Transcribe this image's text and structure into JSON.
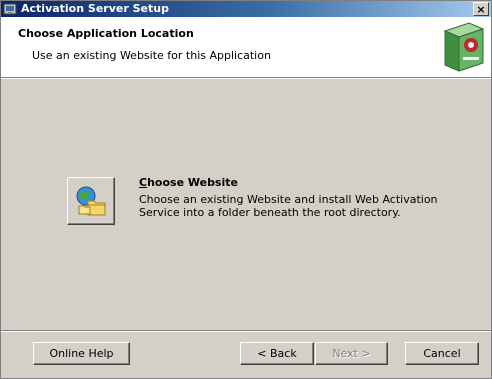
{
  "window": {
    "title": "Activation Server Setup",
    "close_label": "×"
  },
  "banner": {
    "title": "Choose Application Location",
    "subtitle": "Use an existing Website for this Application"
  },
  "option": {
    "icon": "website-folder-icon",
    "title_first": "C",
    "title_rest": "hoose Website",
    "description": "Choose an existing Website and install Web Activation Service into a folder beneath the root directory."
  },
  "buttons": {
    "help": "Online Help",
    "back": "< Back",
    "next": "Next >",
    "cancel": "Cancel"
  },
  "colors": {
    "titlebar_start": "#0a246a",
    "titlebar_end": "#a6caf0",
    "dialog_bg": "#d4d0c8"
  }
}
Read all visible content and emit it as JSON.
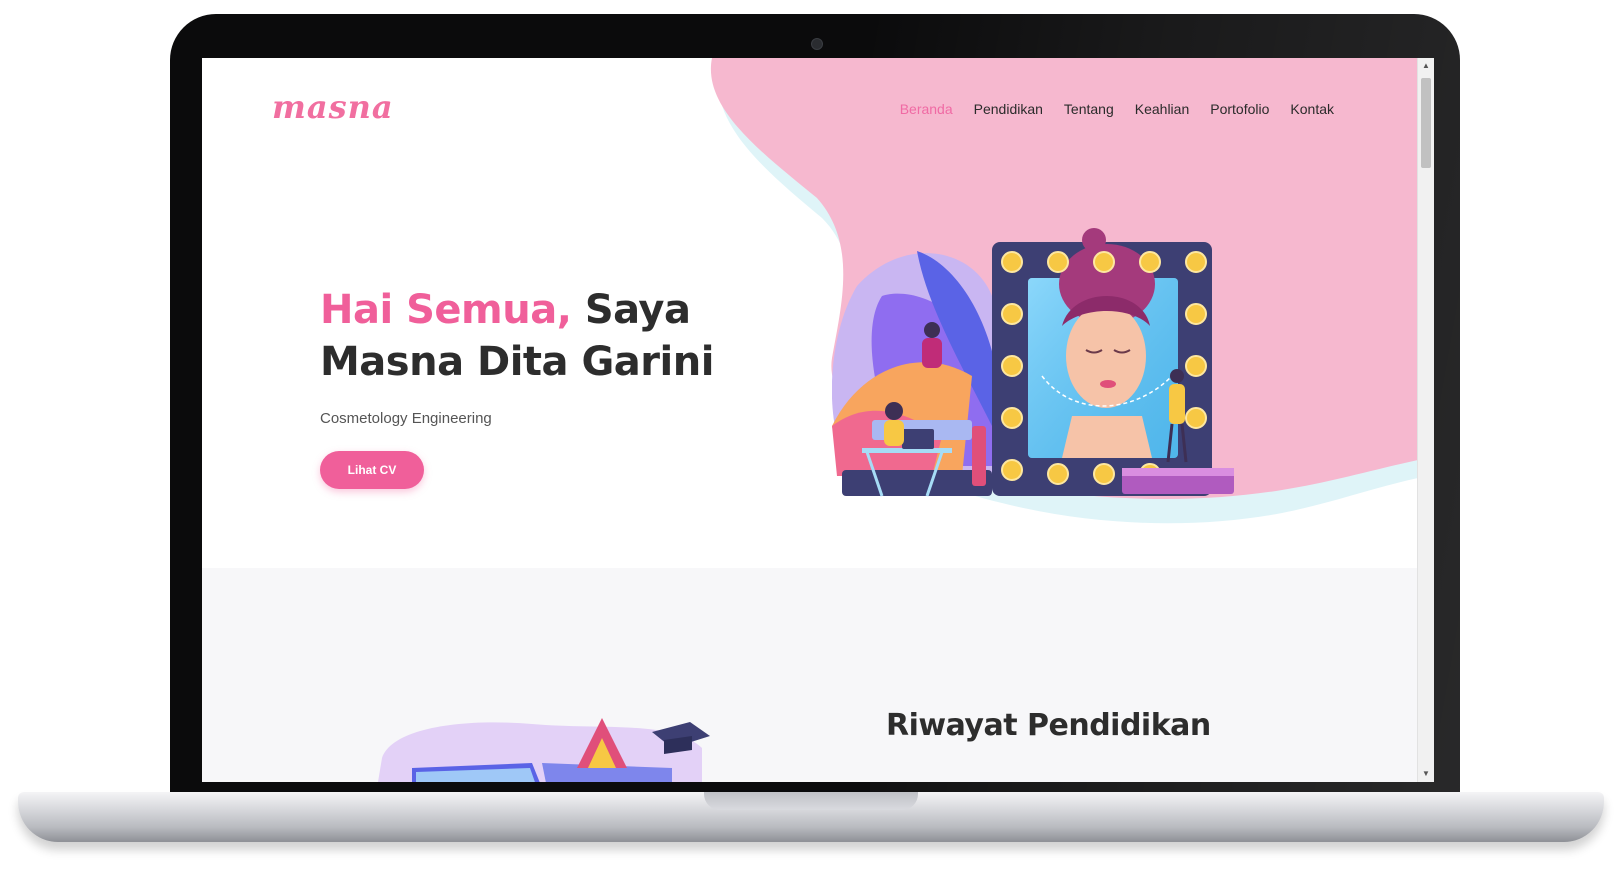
□ □ □
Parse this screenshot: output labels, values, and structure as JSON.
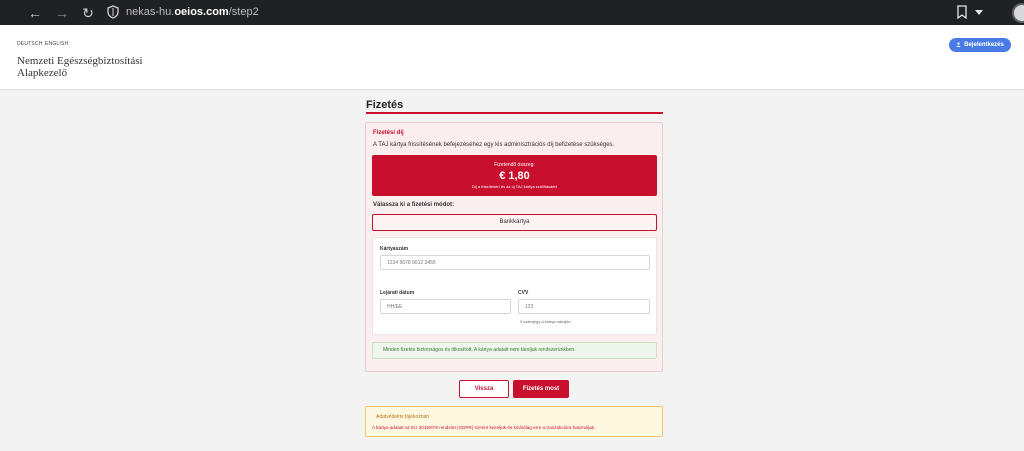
□ □ □
■ EXERCISE
Retype exactly the lines from the one with "Transcribe this image's" through the one with "Read all visible content and emit it as JSON.", both included, and nothing else; leave out the pictures.

■ OUTPUT OF THE EXERCISE
Transcribe this image's text and structure into JSON.
{
  "window": {
    "title": "Activation Server Setup",
    "close_label": "×"
  },
  "banner": {
    "title": "Choose Application Location",
    "subtitle": "Use an existing Website for this Application"
  },
  "option": {
    "icon": "website-folder-icon",
    "title_first": "C",
    "title_rest": "hoose Website",
    "description": "Choose an existing Website and install Web Activation Service into a folder beneath the root directory."
  },
  "buttons": {
    "help": "Online Help",
    "back": "< Back",
    "next": "Next >",
    "cancel": "Cancel"
  },
  "colors": {
    "titlebar_start": "#0a246a",
    "titlebar_end": "#a6caf0",
    "dialog_bg": "#d4d0c8"
  }
}
Read all visible content and emit it as JSON.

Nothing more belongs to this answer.